## Input for this task
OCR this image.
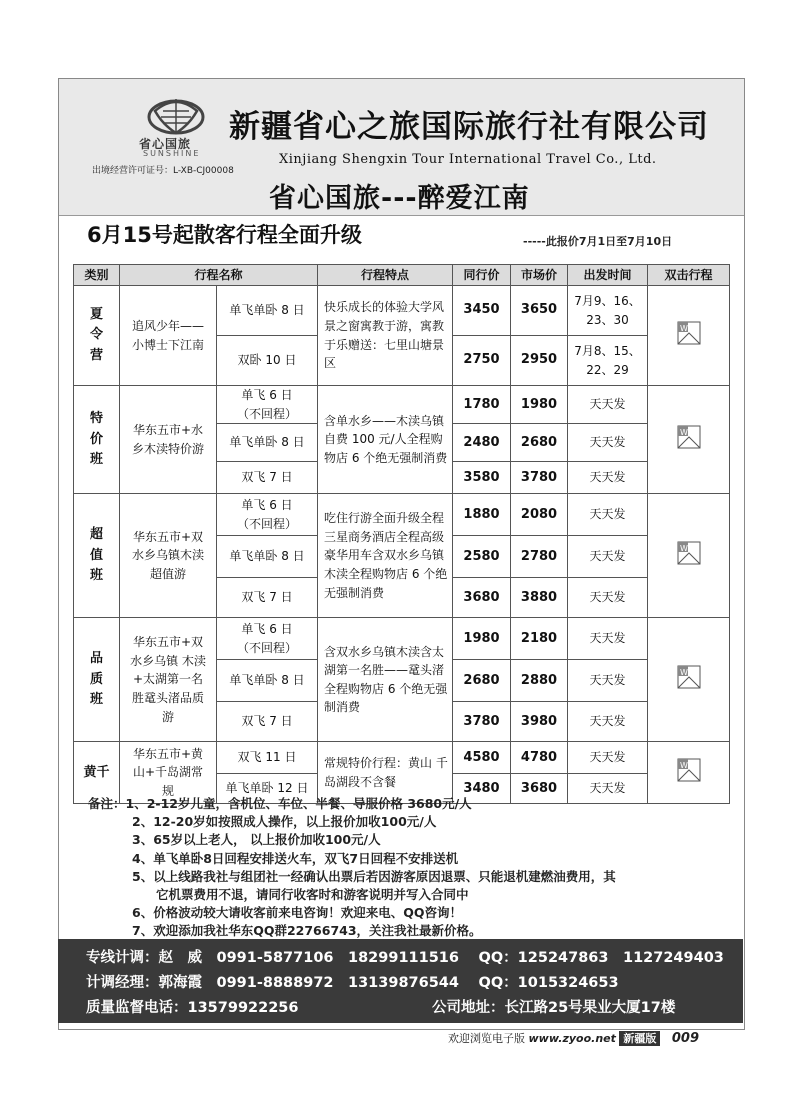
省心国旅
SUNSHINE
出境经营许可证号：L-XB-CJ00008
新疆省心之旅国际旅行社有限公司
Xinjiang Shengxin Tour International Travel Co., Ltd.
省心国旅---醉爱江南
6月15号起散客行程全面升级	-----此报价7月1日至7月10日
类别	行程名称		行程特点	同行价	市场价	出发时间	双击行程
夏令营	追风少年——小博士下江南	单飞单卧 8 日	快乐成长的体验大学风景之窗寓教于游，寓教于乐赠送：七里山塘景区	3450	3650	7月9、16、23、30	W

		双卧 10 日		2750	2950	7月8、15、22、29	
特价班	华东五市+水乡木渎特价游	单飞 6 日（不回程）	含单水乡——木渎乌镇自费 100 元/人全程购物店 6 个绝无强制消费	1780	1980	天天发	W

		单飞单卧 8 日		2480	2680	天天发	
		双飞 7 日		3580	3780	天天发	
超值班	华东五市+双水乡乌镇木渎超值游	单飞 6 日（不回程）	吃住行游全面升级全程三星商务酒店全程高级豪华用车含双水乡乌镇木渎全程购物店 6 个绝无强制消费	1880	2080	天天发	W

		单飞单卧 8 日		2580	2780	天天发	
		双飞 7 日		3680	3880	天天发	
品质班	华东五市+双水乡乌镇 木渎+太湖第一名胜鼋头渚品质游	单飞 6 日（不回程）	含双水乡乌镇木渎含太湖第一名胜——鼋头渚全程购物店 6 个绝无强制消费	1980	2180	天天发	W

		单飞单卧 8 日		2680	2880	天天发	
		双飞 7 日		3780	3980	天天发	
黄千	华东五市+黄山+千岛湖常规	双飞 11 日	常规特价行程：黄山 千岛湖段不含餐	4580	4780	天天发	W

		单飞单卧 12 日		3480	3680	天天发	
备注：1、2-12岁儿童，含机位、车位、半餐、导服价格 3680元/人
2、12-20岁如按照成人操作，以上报价加收100元/人
3、65岁以上老人， 以上报价加收100元/人
4、单飞单卧8日回程安排送火车，双飞7日回程不安排送机
5、以上线路我社与组团社一经确认出票后若因游客原因退票、只能退机建燃油费用，其
它机票费用不退，请同行收客时和游客说明并写入合同中
6、价格波动较大请收客前来电咨询！欢迎来电、QQ咨询！
7、欢迎添加我社华东QQ群22766743，关注我社最新价格。
专线计调：赵　威　0991-5877106　18299111516　 QQ：125247863　1127249403
计调经理：郭海霞　0991-8888972　13139876544　 QQ：1015324653
质量监督电话：13579922256	公司地址：长江路25号果业大厦17楼
欢迎浏览电子版 www.zyoo.net 新疆版 009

## Direction
Restate each line of the records exactly; pictures do not belong in the copy.

## Response to the task
OCR this image.
省心国旅
SUNSHINE
出境经营许可证号：L-XB-CJ00008
新疆省心之旅国际旅行社有限公司
Xinjiang Shengxin Tour International Travel Co., Ltd.
省心国旅---醉爱江南
6月15号起散客行程全面升级	-----此报价7月1日至7月10日
类别	行程名称		行程特点	同行价	市场价	出发时间	双击行程
夏令营	追风少年——小博士下江南	单飞单卧 8 日	快乐成长的体验大学风景之窗寓教于游，寓教于乐赠送：七里山塘景区	3450	3650	7月9、16、23、30	W

		双卧 10 日		2750	2950	7月8、15、22、29	
特价班	华东五市+水乡木渎特价游	单飞 6 日（不回程）	含单水乡——木渎乌镇自费 100 元/人全程购物店 6 个绝无强制消费	1780	1980	天天发	W

		单飞单卧 8 日		2480	2680	天天发	
		双飞 7 日		3580	3780	天天发	
超值班	华东五市+双水乡乌镇木渎超值游	单飞 6 日（不回程）	吃住行游全面升级全程三星商务酒店全程高级豪华用车含双水乡乌镇木渎全程购物店 6 个绝无强制消费	1880	2080	天天发	W

		单飞单卧 8 日		2580	2780	天天发	
		双飞 7 日		3680	3880	天天发	
品质班	华东五市+双水乡乌镇 木渎+太湖第一名胜鼋头渚品质游	单飞 6 日（不回程）	含双水乡乌镇木渎含太湖第一名胜——鼋头渚全程购物店 6 个绝无强制消费	1980	2180	天天发	W

		单飞单卧 8 日		2680	2880	天天发	
		双飞 7 日		3780	3980	天天发	
黄千	华东五市+黄山+千岛湖常规	双飞 11 日	常规特价行程：黄山 千岛湖段不含餐	4580	4780	天天发	W

		单飞单卧 12 日		3480	3680	天天发	
备注：1、2-12岁儿童，含机位、车位、半餐、导服价格 3680元/人
2、12-20岁如按照成人操作，以上报价加收100元/人
3、65岁以上老人， 以上报价加收100元/人
4、单飞单卧8日回程安排送火车，双飞7日回程不安排送机
5、以上线路我社与组团社一经确认出票后若因游客原因退票、只能退机建燃油费用，其
它机票费用不退，请同行收客时和游客说明并写入合同中
6、价格波动较大请收客前来电咨询！欢迎来电、QQ咨询！
7、欢迎添加我社华东QQ群22766743，关注我社最新价格。
专线计调：赵　威　0991-5877106　18299111516　 QQ：125247863　1127249403
计调经理：郭海霞　0991-8888972　13139876544　 QQ：1015324653
质量监督电话：13579922256	公司地址：长江路25号果业大厦17楼
欢迎浏览电子版 www.zyoo.net 新疆版 009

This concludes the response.